EXERCISE DIRECTIONS:
Give the listing below again in full, exactly as written.

------

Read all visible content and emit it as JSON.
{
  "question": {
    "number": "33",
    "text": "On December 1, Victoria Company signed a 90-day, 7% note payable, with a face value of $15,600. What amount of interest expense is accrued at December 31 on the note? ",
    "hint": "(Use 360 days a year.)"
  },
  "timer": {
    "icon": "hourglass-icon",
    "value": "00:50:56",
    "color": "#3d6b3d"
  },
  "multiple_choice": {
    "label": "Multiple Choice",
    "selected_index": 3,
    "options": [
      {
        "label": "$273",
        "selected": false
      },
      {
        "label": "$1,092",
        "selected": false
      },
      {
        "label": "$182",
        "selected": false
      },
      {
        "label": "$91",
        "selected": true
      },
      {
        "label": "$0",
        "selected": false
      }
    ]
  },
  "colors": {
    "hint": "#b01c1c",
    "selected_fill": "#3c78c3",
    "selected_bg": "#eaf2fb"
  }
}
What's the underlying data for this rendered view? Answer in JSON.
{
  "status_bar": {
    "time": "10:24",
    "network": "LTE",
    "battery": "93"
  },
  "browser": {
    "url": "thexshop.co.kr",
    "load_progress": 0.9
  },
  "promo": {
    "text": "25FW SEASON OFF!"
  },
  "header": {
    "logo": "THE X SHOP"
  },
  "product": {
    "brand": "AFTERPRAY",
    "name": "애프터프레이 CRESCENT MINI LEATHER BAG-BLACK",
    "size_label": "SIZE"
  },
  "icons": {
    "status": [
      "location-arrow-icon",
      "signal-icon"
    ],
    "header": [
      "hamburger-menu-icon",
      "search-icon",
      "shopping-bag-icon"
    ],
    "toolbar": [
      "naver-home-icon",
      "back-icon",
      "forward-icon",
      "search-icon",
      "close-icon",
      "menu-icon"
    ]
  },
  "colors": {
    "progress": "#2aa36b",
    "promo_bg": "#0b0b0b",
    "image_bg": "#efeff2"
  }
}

------

RESULT:
Read all visible content and emit it as JSON.
{
  "question": {
    "number": "33",
    "text": "On December 1, Victoria Company signed a 90-day, 7% note payable, with a face value of $15,600. What amount of interest expense is accrued at December 31 on the note? ",
    "hint": "(Use 360 days a year.)"
  },
  "timer": {
    "icon": "hourglass-icon",
    "value": "00:50:56",
    "color": "#3d6b3d"
  },
  "multiple_choice": {
    "label": "Multiple Choice",
    "selected_index": 3,
    "options": [
      {
        "label": "$273",
        "selected": false
      },
      {
        "label": "$1,092",
        "selected": false
      },
      {
        "label": "$182",
        "selected": false
      },
      {
        "label": "$91",
        "selected": true
      },
      {
        "label": "$0",
        "selected": false
      }
    ]
  },
  "colors": {
    "hint": "#b01c1c",
    "selected_fill": "#3c78c3",
    "selected_bg": "#eaf2fb"
  }
}
What's the underlying data for this rendered view? Answer in JSON.
{
  "status_bar": {
    "time": "10:24",
    "network": "LTE",
    "battery": "93"
  },
  "browser": {
    "url": "thexshop.co.kr",
    "load_progress": 0.9
  },
  "promo": {
    "text": "25FW SEASON OFF!"
  },
  "header": {
    "logo": "THE X SHOP"
  },
  "product": {
    "brand": "AFTERPRAY",
    "name": "애프터프레이 CRESCENT MINI LEATHER BAG-BLACK",
    "size_label": "SIZE"
  },
  "icons": {
    "status": [
      "location-arrow-icon",
      "signal-icon"
    ],
    "header": [
      "hamburger-menu-icon",
      "search-icon",
      "shopping-bag-icon"
    ],
    "toolbar": [
      "naver-home-icon",
      "back-icon",
      "forward-icon",
      "search-icon",
      "close-icon",
      "menu-icon"
    ]
  },
  "colors": {
    "progress": "#2aa36b",
    "promo_bg": "#0b0b0b",
    "image_bg": "#efeff2"
  }
}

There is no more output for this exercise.